** MATERIAL FOR THE TASK follows **

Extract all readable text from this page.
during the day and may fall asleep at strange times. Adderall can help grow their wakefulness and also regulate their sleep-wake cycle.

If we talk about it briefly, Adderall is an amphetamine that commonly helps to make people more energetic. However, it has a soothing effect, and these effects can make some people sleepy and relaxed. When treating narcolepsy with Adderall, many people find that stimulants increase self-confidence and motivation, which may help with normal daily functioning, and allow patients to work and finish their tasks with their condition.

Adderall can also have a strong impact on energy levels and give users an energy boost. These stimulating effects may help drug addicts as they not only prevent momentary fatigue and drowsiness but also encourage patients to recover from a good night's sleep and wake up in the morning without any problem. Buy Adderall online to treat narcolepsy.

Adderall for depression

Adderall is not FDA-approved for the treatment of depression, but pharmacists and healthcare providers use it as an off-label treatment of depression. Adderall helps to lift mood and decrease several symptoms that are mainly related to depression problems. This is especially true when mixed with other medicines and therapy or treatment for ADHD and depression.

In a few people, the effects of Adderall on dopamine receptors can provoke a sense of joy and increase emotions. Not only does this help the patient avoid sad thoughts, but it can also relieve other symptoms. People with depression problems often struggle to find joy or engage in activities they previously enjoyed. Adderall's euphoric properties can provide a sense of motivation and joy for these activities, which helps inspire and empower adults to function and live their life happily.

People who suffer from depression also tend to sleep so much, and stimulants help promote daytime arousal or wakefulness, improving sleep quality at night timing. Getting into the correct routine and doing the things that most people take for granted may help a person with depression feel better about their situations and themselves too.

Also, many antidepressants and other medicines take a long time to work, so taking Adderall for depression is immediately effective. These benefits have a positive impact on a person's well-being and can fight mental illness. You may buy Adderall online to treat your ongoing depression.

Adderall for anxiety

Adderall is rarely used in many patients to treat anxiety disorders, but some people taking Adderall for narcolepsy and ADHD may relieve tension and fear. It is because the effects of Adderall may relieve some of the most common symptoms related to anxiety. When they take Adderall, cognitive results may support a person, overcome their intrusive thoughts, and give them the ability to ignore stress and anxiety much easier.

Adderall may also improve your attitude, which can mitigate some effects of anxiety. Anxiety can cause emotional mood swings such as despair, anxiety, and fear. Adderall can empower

** End of MATERIAL FOR THE TASK **

WORK TASK: Find each line in the records above that contains "give", and copy it.

SOLUTION FOR THIS EXERCISE:
Adderall can also have a strong impact on energy levels and give users an energy boost. These stimulating effects may help drug addicts as they not only prevent momentary fatigue and drowsiness but also encourage patients to recover from a good night's sleep and wake up in the morning without any problem. Buy Adderall online to treat narcolepsy.
Adderall is rarely used in many patients to treat anxiety disorders, but some people taking Adderall for narcolepsy and ADHD may relieve tension and fear. It is because the effects of Adderall may relieve some of the most common symptoms related to anxiety. When they take Adderall, cognitive results may support a person, overcome their intrusive thoughts, and give them the ability to ignore stress and anxiety much easier.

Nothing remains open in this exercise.